Direction:
Give back exactly the lines from the one containing "Decode this image" through the end of the records, including both, and no others.

Record excerpts:
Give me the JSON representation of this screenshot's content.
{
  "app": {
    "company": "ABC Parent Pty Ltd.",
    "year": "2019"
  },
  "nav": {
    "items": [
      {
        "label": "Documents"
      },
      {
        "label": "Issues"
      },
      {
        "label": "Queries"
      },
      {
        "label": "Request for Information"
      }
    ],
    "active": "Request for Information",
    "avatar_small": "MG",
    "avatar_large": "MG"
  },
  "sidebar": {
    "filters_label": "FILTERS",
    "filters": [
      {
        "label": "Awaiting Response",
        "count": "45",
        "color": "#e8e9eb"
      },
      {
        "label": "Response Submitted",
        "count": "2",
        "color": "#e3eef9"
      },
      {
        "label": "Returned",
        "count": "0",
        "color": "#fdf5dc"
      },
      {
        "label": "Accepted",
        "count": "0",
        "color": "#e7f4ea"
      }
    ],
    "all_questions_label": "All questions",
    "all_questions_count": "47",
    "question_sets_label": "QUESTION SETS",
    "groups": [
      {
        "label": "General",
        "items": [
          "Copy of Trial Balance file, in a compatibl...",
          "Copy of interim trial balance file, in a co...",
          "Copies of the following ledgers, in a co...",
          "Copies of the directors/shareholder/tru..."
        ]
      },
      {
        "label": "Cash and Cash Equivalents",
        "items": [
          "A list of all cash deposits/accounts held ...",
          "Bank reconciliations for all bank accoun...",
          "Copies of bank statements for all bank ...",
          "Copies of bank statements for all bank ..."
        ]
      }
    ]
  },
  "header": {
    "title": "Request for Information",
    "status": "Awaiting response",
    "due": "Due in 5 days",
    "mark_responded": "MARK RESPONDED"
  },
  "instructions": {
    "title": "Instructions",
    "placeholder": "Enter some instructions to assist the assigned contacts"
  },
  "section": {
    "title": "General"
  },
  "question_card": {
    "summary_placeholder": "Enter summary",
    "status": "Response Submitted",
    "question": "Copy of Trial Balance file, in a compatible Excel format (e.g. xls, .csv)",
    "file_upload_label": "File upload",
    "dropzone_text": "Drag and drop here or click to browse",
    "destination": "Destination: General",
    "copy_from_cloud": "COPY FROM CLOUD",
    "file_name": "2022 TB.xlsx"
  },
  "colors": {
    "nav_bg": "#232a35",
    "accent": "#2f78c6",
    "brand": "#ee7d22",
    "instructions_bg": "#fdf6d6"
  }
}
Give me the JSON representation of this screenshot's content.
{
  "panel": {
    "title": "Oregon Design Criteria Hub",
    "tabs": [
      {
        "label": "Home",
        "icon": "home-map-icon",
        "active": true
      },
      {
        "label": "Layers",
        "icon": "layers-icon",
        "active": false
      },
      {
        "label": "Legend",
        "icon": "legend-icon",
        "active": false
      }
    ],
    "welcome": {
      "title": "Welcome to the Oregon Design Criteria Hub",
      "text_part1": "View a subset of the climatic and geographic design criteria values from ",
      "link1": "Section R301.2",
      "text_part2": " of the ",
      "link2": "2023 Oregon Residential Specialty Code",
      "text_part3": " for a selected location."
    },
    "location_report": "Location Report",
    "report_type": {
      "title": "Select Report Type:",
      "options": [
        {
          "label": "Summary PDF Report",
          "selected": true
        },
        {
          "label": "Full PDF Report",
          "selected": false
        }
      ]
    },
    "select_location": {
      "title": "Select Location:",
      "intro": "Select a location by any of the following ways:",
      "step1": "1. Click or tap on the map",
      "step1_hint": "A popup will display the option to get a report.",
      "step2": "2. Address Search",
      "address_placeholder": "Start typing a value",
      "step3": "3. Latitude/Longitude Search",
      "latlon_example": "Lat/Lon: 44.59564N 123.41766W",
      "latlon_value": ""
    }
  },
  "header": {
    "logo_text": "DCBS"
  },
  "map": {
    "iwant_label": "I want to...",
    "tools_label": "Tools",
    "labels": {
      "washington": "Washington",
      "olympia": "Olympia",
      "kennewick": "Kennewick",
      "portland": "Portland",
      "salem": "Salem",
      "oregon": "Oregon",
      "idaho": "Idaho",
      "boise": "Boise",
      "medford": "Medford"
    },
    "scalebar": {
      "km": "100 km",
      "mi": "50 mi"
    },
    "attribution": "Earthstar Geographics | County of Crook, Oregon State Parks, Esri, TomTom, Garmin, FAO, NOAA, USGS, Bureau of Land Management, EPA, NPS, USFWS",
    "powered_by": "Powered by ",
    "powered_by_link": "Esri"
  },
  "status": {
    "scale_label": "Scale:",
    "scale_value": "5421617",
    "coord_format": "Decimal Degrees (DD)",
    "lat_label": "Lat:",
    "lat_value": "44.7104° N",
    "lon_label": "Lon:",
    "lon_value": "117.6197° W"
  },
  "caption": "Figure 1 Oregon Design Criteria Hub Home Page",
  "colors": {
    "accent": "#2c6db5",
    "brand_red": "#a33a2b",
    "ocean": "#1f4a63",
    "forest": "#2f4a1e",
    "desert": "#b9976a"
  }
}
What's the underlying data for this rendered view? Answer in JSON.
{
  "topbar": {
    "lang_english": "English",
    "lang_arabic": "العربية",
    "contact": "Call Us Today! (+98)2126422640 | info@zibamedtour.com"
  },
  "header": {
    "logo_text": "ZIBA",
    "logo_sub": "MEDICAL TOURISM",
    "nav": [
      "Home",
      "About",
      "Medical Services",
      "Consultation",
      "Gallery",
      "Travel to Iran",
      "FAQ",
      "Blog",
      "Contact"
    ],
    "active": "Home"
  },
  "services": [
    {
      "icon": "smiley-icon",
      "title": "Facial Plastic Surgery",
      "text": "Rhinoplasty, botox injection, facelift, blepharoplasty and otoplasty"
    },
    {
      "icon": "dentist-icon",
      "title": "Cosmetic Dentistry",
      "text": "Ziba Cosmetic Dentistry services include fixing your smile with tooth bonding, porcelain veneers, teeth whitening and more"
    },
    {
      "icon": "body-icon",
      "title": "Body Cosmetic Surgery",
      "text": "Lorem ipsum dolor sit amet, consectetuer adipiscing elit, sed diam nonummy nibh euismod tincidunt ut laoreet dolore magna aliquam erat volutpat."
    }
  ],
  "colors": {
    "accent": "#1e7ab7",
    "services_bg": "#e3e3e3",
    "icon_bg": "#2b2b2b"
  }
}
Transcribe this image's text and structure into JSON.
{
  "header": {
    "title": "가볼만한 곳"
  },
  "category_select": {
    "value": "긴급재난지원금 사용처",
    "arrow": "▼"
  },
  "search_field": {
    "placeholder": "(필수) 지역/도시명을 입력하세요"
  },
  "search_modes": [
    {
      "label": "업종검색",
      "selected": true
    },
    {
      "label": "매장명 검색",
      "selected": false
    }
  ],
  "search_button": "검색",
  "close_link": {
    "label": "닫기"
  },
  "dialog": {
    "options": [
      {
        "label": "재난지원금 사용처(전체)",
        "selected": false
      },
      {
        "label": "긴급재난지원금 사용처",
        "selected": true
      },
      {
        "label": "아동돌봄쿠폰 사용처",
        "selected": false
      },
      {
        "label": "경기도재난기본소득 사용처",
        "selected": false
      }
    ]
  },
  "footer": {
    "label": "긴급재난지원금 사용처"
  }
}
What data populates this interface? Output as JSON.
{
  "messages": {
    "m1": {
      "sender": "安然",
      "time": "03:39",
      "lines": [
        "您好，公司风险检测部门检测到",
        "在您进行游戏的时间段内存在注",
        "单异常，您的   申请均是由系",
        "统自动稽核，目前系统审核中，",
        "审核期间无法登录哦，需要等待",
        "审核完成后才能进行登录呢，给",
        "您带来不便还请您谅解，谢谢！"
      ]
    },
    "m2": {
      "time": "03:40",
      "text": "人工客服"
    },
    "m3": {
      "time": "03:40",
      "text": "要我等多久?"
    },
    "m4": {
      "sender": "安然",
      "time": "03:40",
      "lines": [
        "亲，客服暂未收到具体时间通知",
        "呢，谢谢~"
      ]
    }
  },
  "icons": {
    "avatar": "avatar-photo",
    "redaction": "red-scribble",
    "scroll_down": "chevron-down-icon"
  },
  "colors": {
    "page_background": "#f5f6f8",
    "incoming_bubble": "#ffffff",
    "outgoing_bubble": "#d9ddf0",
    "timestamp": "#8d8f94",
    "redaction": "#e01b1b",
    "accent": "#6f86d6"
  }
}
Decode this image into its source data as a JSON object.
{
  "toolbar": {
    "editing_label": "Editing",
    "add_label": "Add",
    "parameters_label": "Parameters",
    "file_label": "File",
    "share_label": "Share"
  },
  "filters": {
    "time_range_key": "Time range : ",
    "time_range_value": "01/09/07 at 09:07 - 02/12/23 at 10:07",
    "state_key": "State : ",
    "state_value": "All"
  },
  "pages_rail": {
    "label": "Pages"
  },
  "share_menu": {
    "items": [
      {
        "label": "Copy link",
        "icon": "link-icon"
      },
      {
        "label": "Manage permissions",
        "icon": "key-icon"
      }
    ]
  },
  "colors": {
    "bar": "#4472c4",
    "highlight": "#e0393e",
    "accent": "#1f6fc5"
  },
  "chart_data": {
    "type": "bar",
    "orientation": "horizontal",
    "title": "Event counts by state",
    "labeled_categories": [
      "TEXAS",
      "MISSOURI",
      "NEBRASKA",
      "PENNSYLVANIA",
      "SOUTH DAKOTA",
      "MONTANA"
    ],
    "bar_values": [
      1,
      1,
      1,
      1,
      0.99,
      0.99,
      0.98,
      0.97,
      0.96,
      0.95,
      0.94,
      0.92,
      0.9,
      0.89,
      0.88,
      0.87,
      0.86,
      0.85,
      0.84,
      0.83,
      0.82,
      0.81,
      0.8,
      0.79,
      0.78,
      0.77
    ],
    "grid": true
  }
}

Task response:
Decode this image into its source data as a JSON object.
{
  "toolbar": {
    "editing_label": "Editing",
    "add_label": "Add",
    "parameters_label": "Parameters",
    "file_label": "File",
    "share_label": "Share"
  },
  "filters": {
    "time_range_key": "Time range : ",
    "time_range_value": "01/09/07 at 09:07 - 02/12/23 at 10:07",
    "state_key": "State : ",
    "state_value": "All"
  },
  "pages_rail": {
    "label": "Pages"
  },
  "share_menu": {
    "items": [
      {
        "label": "Copy link",
        "icon": "link-icon"
      },
      {
        "label": "Manage permissions",
        "icon": "key-icon"
      }
    ]
  },
  "colors": {
    "bar": "#4472c4",
    "highlight": "#e0393e",
    "accent": "#1f6fc5"
  },
  "chart_data": {
    "type": "bar",
    "orientation": "horizontal",
    "title": "Event counts by state",
    "labeled_categories": [
      "TEXAS",
      "MISSOURI",
      "NEBRASKA",
      "PENNSYLVANIA",
      "SOUTH DAKOTA",
      "MONTANA"
    ],
    "bar_values": [
      1,
      1,
      1,
      1,
      0.99,
      0.99,
      0.98,
      0.97,
      0.96,
      0.95,
      0.94,
      0.92,
      0.9,
      0.89,
      0.88,
      0.87,
      0.86,
      0.85,
      0.84,
      0.83,
      0.82,
      0.81,
      0.8,
      0.79,
      0.78,
      0.77
    ],
    "grid": true
  }
}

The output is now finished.